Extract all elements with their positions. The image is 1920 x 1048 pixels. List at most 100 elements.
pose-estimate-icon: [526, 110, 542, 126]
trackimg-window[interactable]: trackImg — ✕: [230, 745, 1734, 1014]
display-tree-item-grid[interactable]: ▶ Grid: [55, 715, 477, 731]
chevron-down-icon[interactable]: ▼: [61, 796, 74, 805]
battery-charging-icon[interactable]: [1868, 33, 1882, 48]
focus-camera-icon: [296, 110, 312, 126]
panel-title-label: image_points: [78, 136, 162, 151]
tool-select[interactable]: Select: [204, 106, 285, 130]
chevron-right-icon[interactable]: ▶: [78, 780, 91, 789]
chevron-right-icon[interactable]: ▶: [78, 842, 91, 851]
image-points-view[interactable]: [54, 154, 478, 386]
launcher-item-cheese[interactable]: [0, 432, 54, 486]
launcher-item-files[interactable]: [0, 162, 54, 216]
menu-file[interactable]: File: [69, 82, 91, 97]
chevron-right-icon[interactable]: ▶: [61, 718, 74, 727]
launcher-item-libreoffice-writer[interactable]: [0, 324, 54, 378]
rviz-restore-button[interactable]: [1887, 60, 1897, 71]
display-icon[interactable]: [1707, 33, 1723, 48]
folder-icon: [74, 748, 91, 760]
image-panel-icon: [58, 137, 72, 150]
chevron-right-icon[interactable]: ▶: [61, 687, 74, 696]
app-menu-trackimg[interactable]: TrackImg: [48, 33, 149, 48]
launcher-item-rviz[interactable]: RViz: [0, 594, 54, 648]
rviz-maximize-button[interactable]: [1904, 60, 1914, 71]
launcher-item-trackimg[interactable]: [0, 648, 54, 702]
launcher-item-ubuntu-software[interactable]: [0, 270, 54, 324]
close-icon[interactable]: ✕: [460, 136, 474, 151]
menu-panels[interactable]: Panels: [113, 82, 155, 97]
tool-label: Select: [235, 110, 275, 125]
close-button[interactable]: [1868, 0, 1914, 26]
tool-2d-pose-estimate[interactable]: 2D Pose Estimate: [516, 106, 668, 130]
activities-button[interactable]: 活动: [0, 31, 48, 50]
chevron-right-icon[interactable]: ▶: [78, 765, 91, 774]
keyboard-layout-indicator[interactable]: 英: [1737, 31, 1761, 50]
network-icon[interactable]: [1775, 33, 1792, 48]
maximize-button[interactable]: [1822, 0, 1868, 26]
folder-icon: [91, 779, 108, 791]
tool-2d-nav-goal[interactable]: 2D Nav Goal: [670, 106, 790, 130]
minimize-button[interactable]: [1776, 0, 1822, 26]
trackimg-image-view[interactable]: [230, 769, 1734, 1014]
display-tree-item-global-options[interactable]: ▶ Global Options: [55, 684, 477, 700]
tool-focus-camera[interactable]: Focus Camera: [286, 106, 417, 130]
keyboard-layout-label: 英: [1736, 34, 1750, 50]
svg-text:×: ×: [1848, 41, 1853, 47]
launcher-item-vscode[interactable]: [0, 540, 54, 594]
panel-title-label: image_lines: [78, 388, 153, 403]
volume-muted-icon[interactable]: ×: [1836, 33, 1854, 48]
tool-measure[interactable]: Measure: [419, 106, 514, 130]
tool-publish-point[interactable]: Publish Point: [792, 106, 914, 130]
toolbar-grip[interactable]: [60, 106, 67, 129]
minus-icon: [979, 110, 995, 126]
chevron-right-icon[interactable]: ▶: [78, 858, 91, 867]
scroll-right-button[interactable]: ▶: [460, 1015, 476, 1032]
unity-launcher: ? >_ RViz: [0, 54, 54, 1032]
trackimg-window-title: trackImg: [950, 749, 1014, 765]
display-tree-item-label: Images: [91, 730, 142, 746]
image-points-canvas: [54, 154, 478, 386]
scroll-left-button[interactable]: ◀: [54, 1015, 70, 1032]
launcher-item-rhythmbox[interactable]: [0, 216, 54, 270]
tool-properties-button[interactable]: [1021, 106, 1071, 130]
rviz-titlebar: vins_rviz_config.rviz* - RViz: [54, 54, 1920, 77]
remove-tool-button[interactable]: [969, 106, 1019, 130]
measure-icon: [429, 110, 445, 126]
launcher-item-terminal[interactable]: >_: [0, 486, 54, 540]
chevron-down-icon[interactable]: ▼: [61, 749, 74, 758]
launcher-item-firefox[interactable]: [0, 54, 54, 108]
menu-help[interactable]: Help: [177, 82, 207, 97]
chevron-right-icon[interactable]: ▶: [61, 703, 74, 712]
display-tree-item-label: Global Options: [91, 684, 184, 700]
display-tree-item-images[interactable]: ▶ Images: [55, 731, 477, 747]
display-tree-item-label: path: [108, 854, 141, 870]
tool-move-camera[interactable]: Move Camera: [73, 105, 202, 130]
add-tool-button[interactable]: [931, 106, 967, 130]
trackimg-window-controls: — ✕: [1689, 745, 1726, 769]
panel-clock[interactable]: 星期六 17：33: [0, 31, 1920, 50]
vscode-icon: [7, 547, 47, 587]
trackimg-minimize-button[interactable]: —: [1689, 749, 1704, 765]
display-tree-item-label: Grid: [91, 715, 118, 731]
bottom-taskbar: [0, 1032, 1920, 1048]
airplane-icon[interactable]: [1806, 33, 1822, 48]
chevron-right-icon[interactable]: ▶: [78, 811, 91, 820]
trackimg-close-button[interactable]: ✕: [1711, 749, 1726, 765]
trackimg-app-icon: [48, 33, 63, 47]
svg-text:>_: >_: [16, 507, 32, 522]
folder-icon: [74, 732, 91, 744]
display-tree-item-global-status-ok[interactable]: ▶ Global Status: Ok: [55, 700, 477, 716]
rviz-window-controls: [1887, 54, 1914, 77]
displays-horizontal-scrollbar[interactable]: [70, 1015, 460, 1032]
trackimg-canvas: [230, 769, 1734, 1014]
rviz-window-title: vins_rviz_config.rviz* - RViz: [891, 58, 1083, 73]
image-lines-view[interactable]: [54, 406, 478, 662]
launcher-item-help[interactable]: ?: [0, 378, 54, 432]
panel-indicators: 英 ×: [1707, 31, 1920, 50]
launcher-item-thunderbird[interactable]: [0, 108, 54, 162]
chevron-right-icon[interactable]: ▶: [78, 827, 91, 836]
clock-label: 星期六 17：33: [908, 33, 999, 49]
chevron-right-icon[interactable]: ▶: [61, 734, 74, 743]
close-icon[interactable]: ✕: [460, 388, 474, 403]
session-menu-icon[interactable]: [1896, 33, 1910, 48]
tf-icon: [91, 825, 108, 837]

## Directive
Repeat every line of the records above word for word, with nothing added, left out or changed.

## Expected output
Extract all elements with their positions. The image is 1920 x 1048 pixels. List at most 100 elements.
pose-estimate-icon: [526, 110, 542, 126]
trackimg-window[interactable]: trackImg — ✕: [230, 745, 1734, 1014]
display-tree-item-grid[interactable]: ▶ Grid: [55, 715, 477, 731]
chevron-down-icon[interactable]: ▼: [61, 796, 74, 805]
battery-charging-icon[interactable]: [1868, 33, 1882, 48]
focus-camera-icon: [296, 110, 312, 126]
panel-title-label: image_points: [78, 136, 162, 151]
tool-select[interactable]: Select: [204, 106, 285, 130]
chevron-right-icon[interactable]: ▶: [78, 780, 91, 789]
chevron-right-icon[interactable]: ▶: [78, 842, 91, 851]
image-points-view[interactable]: [54, 154, 478, 386]
launcher-item-cheese[interactable]: [0, 432, 54, 486]
launcher-item-files[interactable]: [0, 162, 54, 216]
menu-file[interactable]: File: [69, 82, 91, 97]
chevron-right-icon[interactable]: ▶: [61, 718, 74, 727]
launcher-item-libreoffice-writer[interactable]: [0, 324, 54, 378]
rviz-restore-button[interactable]: [1887, 60, 1897, 71]
display-icon[interactable]: [1707, 33, 1723, 48]
folder-icon: [74, 748, 91, 760]
image-panel-icon: [58, 137, 72, 150]
chevron-right-icon[interactable]: ▶: [61, 687, 74, 696]
app-menu-trackimg[interactable]: TrackImg: [48, 33, 149, 48]
launcher-item-rviz[interactable]: RViz: [0, 594, 54, 648]
rviz-maximize-button[interactable]: [1904, 60, 1914, 71]
launcher-item-trackimg[interactable]: [0, 648, 54, 702]
launcher-item-ubuntu-software[interactable]: [0, 270, 54, 324]
close-icon[interactable]: ✕: [460, 136, 474, 151]
menu-panels[interactable]: Panels: [113, 82, 155, 97]
tool-label: Select: [235, 110, 275, 125]
close-button[interactable]: [1868, 0, 1914, 26]
tool-2d-pose-estimate[interactable]: 2D Pose Estimate: [516, 106, 668, 130]
activities-button[interactable]: 活动: [0, 31, 48, 50]
chevron-right-icon[interactable]: ▶: [78, 765, 91, 774]
keyboard-layout-indicator[interactable]: 英: [1737, 31, 1761, 50]
network-icon[interactable]: [1775, 33, 1792, 48]
maximize-button[interactable]: [1822, 0, 1868, 26]
folder-icon: [91, 779, 108, 791]
tool-2d-nav-goal[interactable]: 2D Nav Goal: [670, 106, 790, 130]
minimize-button[interactable]: [1776, 0, 1822, 26]
trackimg-image-view[interactable]: [230, 769, 1734, 1014]
display-tree-item-global-options[interactable]: ▶ Global Options: [55, 684, 477, 700]
tool-focus-camera[interactable]: Focus Camera: [286, 106, 417, 130]
keyboard-layout-label: 英: [1736, 34, 1750, 50]
svg-text:×: ×: [1848, 41, 1853, 47]
launcher-item-vscode[interactable]: [0, 540, 54, 594]
panel-title-label: image_lines: [78, 388, 153, 403]
volume-muted-icon[interactable]: ×: [1836, 33, 1854, 48]
tool-measure[interactable]: Measure: [419, 106, 514, 130]
tool-publish-point[interactable]: Publish Point: [792, 106, 914, 130]
toolbar-grip[interactable]: [60, 106, 67, 129]
minus-icon: [979, 110, 995, 126]
chevron-right-icon[interactable]: ▶: [78, 858, 91, 867]
scroll-right-button[interactable]: ▶: [460, 1015, 476, 1032]
unity-launcher: ? >_ RViz: [0, 54, 54, 1032]
trackimg-window-title: trackImg: [950, 749, 1014, 765]
display-tree-item-label: Images: [91, 730, 142, 746]
image-points-canvas: [54, 154, 478, 386]
scroll-left-button[interactable]: ◀: [54, 1015, 70, 1032]
launcher-item-rhythmbox[interactable]: [0, 216, 54, 270]
tool-properties-button[interactable]: [1021, 106, 1071, 130]
rviz-titlebar: vins_rviz_config.rviz* - RViz: [54, 54, 1920, 77]
remove-tool-button[interactable]: [969, 106, 1019, 130]
measure-icon: [429, 110, 445, 126]
launcher-item-terminal[interactable]: >_: [0, 486, 54, 540]
chevron-down-icon[interactable]: ▼: [61, 749, 74, 758]
launcher-item-firefox[interactable]: [0, 54, 54, 108]
menu-help[interactable]: Help: [177, 82, 207, 97]
chevron-right-icon[interactable]: ▶: [61, 703, 74, 712]
display-tree-item-label: Global Options: [91, 684, 184, 700]
display-tree-item-images[interactable]: ▶ Images: [55, 731, 477, 747]
display-tree-item-label: path: [108, 854, 141, 870]
tool-move-camera[interactable]: Move Camera: [73, 105, 202, 130]
add-tool-button[interactable]: [931, 106, 967, 130]
trackimg-window-controls: — ✕: [1689, 745, 1726, 769]
panel-clock[interactable]: 星期六 17：33: [0, 31, 1920, 50]
vscode-icon: [7, 547, 47, 587]
trackimg-minimize-button[interactable]: —: [1689, 749, 1704, 765]
display-tree-item-label: Grid: [91, 715, 118, 731]
bottom-taskbar: [0, 1032, 1920, 1048]
airplane-icon[interactable]: [1806, 33, 1822, 48]
chevron-right-icon[interactable]: ▶: [78, 811, 91, 820]
trackimg-close-button[interactable]: ✕: [1711, 749, 1726, 765]
trackimg-app-icon: [48, 33, 63, 47]
svg-text:>_: >_: [16, 507, 32, 522]
folder-icon: [74, 732, 91, 744]
display-tree-item-global-status-ok[interactable]: ▶ Global Status: Ok: [55, 700, 477, 716]
rviz-window-controls: [1887, 54, 1914, 77]
displays-horizontal-scrollbar[interactable]: [70, 1015, 460, 1032]
trackimg-canvas: [230, 769, 1734, 1014]
rviz-window-title: vins_rviz_config.rviz* - RViz: [891, 58, 1083, 73]
image-lines-view[interactable]: [54, 406, 478, 662]
launcher-item-help[interactable]: ?: [0, 378, 54, 432]
panel-indicators: 英 ×: [1707, 31, 1920, 50]
launcher-item-thunderbird[interactable]: [0, 108, 54, 162]
chevron-right-icon[interactable]: ▶: [78, 827, 91, 836]
clock-label: 星期六 17：33: [908, 33, 999, 49]
chevron-right-icon[interactable]: ▶: [61, 734, 74, 743]
close-icon[interactable]: ✕: [460, 388, 474, 403]
session-menu-icon[interactable]: [1896, 33, 1910, 48]
tf-icon: [91, 825, 108, 837]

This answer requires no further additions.